# start of Record extracts

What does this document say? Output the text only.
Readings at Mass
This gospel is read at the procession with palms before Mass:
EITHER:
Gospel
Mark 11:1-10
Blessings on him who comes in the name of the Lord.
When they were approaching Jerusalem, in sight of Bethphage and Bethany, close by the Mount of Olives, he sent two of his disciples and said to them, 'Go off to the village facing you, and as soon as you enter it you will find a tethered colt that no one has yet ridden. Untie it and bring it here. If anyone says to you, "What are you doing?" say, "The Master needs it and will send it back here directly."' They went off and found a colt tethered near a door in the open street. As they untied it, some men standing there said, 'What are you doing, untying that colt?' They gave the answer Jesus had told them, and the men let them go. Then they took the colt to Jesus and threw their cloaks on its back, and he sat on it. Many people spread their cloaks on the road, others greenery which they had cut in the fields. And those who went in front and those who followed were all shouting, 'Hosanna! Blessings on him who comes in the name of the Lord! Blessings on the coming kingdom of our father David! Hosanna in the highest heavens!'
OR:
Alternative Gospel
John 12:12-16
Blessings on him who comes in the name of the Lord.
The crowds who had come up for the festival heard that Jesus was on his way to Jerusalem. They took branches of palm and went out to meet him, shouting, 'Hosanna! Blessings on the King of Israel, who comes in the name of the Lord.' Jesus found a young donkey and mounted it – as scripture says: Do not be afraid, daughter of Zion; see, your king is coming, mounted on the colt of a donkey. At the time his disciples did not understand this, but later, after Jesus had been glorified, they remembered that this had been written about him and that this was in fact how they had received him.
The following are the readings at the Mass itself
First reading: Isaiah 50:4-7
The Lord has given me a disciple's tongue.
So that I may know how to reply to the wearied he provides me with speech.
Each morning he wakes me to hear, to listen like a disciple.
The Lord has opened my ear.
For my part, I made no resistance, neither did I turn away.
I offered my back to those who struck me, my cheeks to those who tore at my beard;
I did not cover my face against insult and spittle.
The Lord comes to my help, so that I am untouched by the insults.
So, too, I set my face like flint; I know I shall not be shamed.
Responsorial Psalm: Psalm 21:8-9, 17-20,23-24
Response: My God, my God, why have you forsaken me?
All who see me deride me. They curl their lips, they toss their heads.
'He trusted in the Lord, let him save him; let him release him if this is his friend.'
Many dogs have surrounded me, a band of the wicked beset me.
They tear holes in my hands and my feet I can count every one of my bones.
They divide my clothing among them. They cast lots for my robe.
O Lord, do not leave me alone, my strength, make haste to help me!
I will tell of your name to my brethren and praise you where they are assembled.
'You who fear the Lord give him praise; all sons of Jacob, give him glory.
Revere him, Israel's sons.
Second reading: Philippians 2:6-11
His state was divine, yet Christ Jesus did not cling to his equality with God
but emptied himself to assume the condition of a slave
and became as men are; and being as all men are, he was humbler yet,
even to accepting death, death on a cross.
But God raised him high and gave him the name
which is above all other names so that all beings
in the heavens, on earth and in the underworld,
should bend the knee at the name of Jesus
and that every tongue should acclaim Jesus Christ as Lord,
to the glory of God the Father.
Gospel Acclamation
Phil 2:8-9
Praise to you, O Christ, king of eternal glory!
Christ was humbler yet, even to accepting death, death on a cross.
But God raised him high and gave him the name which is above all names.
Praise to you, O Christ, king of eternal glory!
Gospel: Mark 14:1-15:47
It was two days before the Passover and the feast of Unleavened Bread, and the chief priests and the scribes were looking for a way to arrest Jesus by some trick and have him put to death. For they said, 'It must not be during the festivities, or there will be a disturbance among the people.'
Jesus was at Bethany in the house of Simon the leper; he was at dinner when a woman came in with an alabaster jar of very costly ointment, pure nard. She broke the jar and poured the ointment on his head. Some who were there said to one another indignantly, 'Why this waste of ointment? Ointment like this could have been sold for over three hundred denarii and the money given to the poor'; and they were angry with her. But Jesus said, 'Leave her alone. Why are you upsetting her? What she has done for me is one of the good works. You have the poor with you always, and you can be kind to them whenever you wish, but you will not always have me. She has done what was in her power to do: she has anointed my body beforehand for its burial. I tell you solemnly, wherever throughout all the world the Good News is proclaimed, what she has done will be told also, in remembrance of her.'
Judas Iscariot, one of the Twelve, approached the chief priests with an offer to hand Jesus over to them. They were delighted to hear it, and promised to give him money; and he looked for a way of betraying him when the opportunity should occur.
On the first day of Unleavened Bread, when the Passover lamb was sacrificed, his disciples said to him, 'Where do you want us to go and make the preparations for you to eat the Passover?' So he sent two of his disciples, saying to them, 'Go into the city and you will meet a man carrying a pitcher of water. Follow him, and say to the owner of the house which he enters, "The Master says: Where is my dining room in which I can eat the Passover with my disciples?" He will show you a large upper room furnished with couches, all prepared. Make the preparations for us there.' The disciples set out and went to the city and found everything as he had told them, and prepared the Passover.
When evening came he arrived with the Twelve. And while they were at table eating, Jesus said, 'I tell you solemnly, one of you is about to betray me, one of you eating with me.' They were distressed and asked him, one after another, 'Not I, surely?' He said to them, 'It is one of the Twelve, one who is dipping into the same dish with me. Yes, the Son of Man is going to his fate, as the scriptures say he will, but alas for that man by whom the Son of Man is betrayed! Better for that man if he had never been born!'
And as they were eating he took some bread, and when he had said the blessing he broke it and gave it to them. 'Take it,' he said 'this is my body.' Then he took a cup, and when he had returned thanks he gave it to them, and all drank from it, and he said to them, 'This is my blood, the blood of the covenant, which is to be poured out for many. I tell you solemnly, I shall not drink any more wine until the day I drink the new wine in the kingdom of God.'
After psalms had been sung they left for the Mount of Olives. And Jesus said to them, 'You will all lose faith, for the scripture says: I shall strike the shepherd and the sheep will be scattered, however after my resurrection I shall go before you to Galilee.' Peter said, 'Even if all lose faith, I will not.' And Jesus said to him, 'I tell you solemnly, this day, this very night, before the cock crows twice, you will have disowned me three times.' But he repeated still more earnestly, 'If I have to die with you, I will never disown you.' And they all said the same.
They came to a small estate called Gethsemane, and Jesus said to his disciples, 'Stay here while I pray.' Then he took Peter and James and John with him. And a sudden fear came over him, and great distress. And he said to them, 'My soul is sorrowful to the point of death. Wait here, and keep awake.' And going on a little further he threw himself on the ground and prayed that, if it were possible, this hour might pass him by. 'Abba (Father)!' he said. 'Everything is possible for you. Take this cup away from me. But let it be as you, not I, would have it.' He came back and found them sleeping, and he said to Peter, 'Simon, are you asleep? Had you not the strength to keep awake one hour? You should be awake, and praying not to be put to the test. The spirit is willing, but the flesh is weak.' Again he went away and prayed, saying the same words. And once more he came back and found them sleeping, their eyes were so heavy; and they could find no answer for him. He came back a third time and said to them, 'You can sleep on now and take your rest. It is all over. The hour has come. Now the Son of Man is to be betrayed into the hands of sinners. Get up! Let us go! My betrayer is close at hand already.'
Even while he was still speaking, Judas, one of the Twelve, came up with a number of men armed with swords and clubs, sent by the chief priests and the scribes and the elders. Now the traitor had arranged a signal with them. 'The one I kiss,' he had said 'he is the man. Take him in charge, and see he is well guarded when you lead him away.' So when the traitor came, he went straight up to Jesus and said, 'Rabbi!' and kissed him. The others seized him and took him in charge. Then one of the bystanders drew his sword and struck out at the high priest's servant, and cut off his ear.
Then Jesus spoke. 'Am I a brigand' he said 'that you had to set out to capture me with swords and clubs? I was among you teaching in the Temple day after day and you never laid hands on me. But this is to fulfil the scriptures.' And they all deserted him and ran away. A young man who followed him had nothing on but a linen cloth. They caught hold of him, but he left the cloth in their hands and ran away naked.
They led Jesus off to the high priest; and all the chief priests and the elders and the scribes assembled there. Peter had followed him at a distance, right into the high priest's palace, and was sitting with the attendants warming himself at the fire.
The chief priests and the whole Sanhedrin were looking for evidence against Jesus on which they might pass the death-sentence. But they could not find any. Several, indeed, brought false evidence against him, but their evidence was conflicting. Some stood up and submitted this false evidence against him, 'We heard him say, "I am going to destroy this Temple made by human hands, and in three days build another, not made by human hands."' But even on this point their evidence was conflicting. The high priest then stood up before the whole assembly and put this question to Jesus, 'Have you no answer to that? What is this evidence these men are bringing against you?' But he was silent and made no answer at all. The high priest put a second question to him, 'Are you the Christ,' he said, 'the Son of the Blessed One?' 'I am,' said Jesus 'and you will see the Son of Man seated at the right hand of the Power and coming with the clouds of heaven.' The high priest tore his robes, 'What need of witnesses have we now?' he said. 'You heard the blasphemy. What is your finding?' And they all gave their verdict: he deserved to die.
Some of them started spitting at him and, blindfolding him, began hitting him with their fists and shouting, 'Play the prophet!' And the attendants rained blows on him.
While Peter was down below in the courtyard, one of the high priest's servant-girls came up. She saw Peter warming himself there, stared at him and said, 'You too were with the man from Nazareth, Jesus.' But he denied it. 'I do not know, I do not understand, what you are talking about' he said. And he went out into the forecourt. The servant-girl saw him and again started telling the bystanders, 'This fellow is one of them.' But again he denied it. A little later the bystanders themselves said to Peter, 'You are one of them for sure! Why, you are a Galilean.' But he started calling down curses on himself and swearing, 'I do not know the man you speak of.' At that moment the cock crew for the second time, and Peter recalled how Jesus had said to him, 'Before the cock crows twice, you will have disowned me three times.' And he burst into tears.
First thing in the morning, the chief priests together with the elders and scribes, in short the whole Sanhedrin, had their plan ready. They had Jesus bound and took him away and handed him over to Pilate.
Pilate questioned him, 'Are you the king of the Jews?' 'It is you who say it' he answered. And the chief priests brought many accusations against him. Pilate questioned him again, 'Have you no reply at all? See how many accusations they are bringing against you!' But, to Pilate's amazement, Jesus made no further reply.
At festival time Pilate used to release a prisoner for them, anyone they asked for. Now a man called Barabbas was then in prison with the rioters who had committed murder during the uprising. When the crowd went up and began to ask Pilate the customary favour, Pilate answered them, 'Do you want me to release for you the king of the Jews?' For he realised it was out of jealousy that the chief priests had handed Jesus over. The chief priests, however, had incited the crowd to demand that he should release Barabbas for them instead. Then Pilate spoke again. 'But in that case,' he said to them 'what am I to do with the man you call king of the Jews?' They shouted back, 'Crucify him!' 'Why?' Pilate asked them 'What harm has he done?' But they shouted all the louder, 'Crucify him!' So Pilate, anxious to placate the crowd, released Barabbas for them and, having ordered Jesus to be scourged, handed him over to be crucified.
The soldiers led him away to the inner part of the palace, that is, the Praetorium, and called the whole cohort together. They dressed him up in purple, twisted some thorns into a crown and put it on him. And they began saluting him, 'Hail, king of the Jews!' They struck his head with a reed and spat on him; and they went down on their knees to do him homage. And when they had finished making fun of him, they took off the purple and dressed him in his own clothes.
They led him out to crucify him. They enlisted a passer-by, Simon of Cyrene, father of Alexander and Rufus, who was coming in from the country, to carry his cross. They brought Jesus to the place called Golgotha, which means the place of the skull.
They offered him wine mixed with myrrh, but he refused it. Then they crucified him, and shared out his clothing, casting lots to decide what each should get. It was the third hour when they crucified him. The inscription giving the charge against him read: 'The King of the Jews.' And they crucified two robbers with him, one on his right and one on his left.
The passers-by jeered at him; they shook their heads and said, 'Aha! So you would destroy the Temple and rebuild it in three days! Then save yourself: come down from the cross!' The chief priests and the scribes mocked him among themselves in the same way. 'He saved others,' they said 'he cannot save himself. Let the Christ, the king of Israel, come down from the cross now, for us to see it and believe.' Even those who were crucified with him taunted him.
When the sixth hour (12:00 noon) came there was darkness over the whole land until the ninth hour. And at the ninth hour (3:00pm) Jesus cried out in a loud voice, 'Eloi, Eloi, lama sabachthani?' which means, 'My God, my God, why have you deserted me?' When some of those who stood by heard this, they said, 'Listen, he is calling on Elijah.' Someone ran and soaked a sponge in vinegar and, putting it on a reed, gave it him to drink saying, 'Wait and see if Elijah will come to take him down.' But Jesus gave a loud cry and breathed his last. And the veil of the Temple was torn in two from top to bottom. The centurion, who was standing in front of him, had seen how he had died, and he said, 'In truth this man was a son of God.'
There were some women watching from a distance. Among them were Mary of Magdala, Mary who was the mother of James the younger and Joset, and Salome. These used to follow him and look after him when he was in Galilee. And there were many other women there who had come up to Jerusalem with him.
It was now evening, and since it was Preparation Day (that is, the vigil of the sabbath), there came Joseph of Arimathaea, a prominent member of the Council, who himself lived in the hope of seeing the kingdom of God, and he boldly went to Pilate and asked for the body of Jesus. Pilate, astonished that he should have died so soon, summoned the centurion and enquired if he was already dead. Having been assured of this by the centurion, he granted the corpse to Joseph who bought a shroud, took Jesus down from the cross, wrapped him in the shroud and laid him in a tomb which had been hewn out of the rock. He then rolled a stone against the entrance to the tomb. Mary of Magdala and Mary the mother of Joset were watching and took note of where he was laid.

# end of Record extracts

Copy out every line from the records that has the word "know".

So that I may know how to reply to the wearied he provides me with speech.
So, too, I set my face like flint; I know I shall not be shamed.
While Peter was down below in the courtyard, one of the high priest's servant-girls came up. She saw Peter warming himself there, stared at him and said, 'You too were with the man from Nazareth, Jesus.' But he denied it. 'I do not know, I do not understand, what you are talking about' he said. And he went out into the forecourt. The servant-girl saw him and again started telling the bystanders, 'This fellow is one of them.' But again he denied it. A little later the bystanders themselves said to Peter, 'You are one of them for sure! Why, you are a Galilean.' But he started calling down curses on himself and swearing, 'I do not know the man you speak of.' At that moment the cock crew for the second time, and Peter recalled how Jesus had said to him, 'Before the cock crows twice, you will have disowned me three times.' And he burst into tears.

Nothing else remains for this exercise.